- [To be done] Without the pictures, give the entries below again exactly as written.

- [Records shown]
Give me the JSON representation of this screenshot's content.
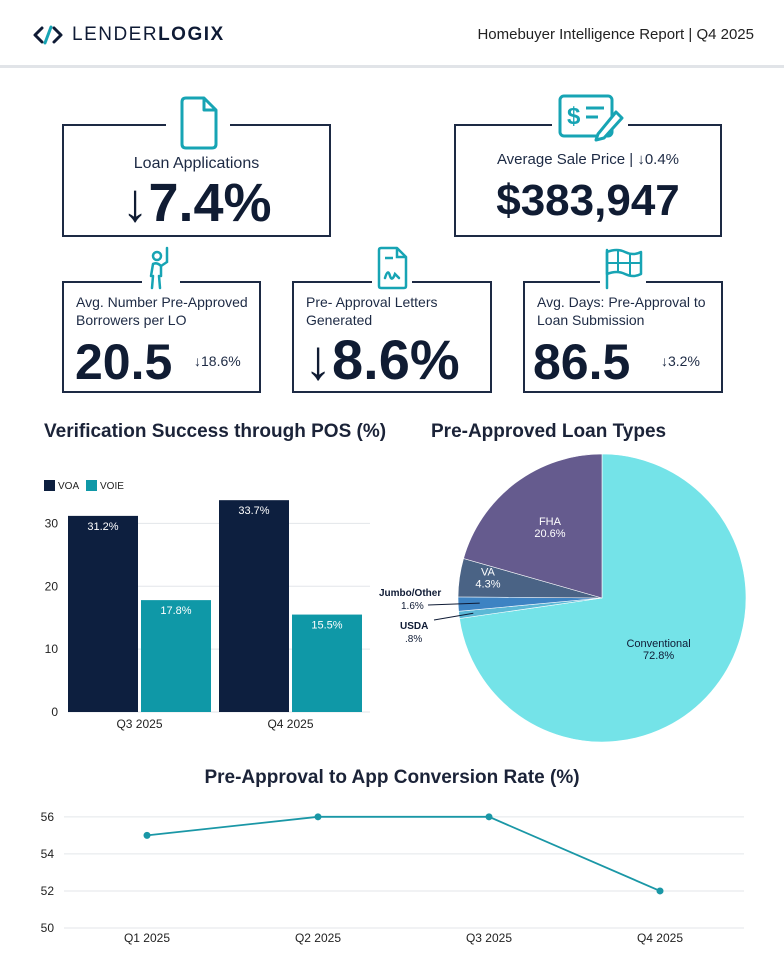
{
  "header": {
    "logo_word_1": "LENDER",
    "logo_word_2": "LOGIX",
    "report_title": "Homebuyer Intelligence Report | Q4 2025"
  },
  "kpis": {
    "loan_applications": {
      "label": "Loan Applications",
      "value": "↓7.4%",
      "icon": "document-icon"
    },
    "avg_sale_price": {
      "label": "Average Sale Price",
      "change": "| ↓0.4%",
      "value": "$383,947",
      "icon": "invoice-pen-icon"
    },
    "borrowers_per_lo": {
      "label": "Avg. Number Pre-Approved Borrowers per LO",
      "value": "20.5",
      "change": "↓18.6%",
      "icon": "person-raising-hand-icon"
    },
    "letters_generated": {
      "label": "Pre- Approval Letters Generated",
      "value": "↓8.6%",
      "icon": "signed-document-icon"
    },
    "days_to_submission": {
      "label": "Avg. Days: Pre-Approval to Loan Submission",
      "value": "86.5",
      "change": "↓3.2%",
      "icon": "finish-flag-icon"
    }
  },
  "colors": {
    "navy": "#0d1f3f",
    "teal": "#0f98a7",
    "cyan_light": "#74e3e8",
    "purple": "#655b8e",
    "slate_blue": "#4a6385",
    "mid_blue": "#3d83c3",
    "line_teal": "#1a97a6"
  },
  "chart_data": [
    {
      "type": "bar",
      "title": "Verification Success through POS (%)",
      "categories": [
        "Q3 2025",
        "Q4 2025"
      ],
      "series": [
        {
          "name": "VOA",
          "values": [
            31.2,
            33.7
          ],
          "labels": [
            "31.2%",
            "33.7%"
          ]
        },
        {
          "name": "VOIE",
          "values": [
            17.8,
            15.5
          ],
          "labels": [
            "17.8%",
            "15.5%"
          ]
        }
      ],
      "yticks": [
        "0",
        "10",
        "20",
        "30"
      ],
      "ylim": [
        0,
        35
      ],
      "legend": "top-left"
    },
    {
      "type": "pie",
      "title": "Pre-Approved Loan Types",
      "slices": [
        {
          "name": "Conventional",
          "value": 72.8,
          "label": "72.8%"
        },
        {
          "name": "USDA",
          "value": 0.8,
          "label": ".8%"
        },
        {
          "name": "Jumbo/Other",
          "value": 1.6,
          "label": "1.6%"
        },
        {
          "name": "VA",
          "value": 4.3,
          "label": "4.3%"
        },
        {
          "name": "FHA",
          "value": 20.6,
          "label": "20.6%"
        }
      ]
    },
    {
      "type": "line",
      "title": "Pre-Approval to App Conversion Rate (%)",
      "categories": [
        "Q1 2025",
        "Q2 2025",
        "Q3 2025",
        "Q4 2025"
      ],
      "values": [
        55,
        56,
        56,
        52
      ],
      "yticks": [
        "50",
        "52",
        "54",
        "56"
      ],
      "ylim": [
        50,
        56.8
      ]
    }
  ]
}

- [Full answer]
Give me the JSON representation of this screenshot's content.
{
  "header": {
    "logo_word_1": "LENDER",
    "logo_word_2": "LOGIX",
    "report_title": "Homebuyer Intelligence Report | Q4 2025"
  },
  "kpis": {
    "loan_applications": {
      "label": "Loan Applications",
      "value": "↓7.4%",
      "icon": "document-icon"
    },
    "avg_sale_price": {
      "label": "Average Sale Price",
      "change": "| ↓0.4%",
      "value": "$383,947",
      "icon": "invoice-pen-icon"
    },
    "borrowers_per_lo": {
      "label": "Avg. Number Pre-Approved Borrowers per LO",
      "value": "20.5",
      "change": "↓18.6%",
      "icon": "person-raising-hand-icon"
    },
    "letters_generated": {
      "label": "Pre- Approval Letters Generated",
      "value": "↓8.6%",
      "icon": "signed-document-icon"
    },
    "days_to_submission": {
      "label": "Avg. Days: Pre-Approval to Loan Submission",
      "value": "86.5",
      "change": "↓3.2%",
      "icon": "finish-flag-icon"
    }
  },
  "colors": {
    "navy": "#0d1f3f",
    "teal": "#0f98a7",
    "cyan_light": "#74e3e8",
    "purple": "#655b8e",
    "slate_blue": "#4a6385",
    "mid_blue": "#3d83c3",
    "line_teal": "#1a97a6"
  },
  "chart_data": [
    {
      "type": "bar",
      "title": "Verification Success through POS (%)",
      "categories": [
        "Q3 2025",
        "Q4 2025"
      ],
      "series": [
        {
          "name": "VOA",
          "values": [
            31.2,
            33.7
          ],
          "labels": [
            "31.2%",
            "33.7%"
          ]
        },
        {
          "name": "VOIE",
          "values": [
            17.8,
            15.5
          ],
          "labels": [
            "17.8%",
            "15.5%"
          ]
        }
      ],
      "yticks": [
        "0",
        "10",
        "20",
        "30"
      ],
      "ylim": [
        0,
        35
      ],
      "legend": "top-left"
    },
    {
      "type": "pie",
      "title": "Pre-Approved Loan Types",
      "slices": [
        {
          "name": "Conventional",
          "value": 72.8,
          "label": "72.8%"
        },
        {
          "name": "USDA",
          "value": 0.8,
          "label": ".8%"
        },
        {
          "name": "Jumbo/Other",
          "value": 1.6,
          "label": "1.6%"
        },
        {
          "name": "VA",
          "value": 4.3,
          "label": "4.3%"
        },
        {
          "name": "FHA",
          "value": 20.6,
          "label": "20.6%"
        }
      ]
    },
    {
      "type": "line",
      "title": "Pre-Approval to App Conversion Rate (%)",
      "categories": [
        "Q1 2025",
        "Q2 2025",
        "Q3 2025",
        "Q4 2025"
      ],
      "values": [
        55,
        56,
        56,
        52
      ],
      "yticks": [
        "50",
        "52",
        "54",
        "56"
      ],
      "ylim": [
        50,
        56.8
      ]
    }
  ]
}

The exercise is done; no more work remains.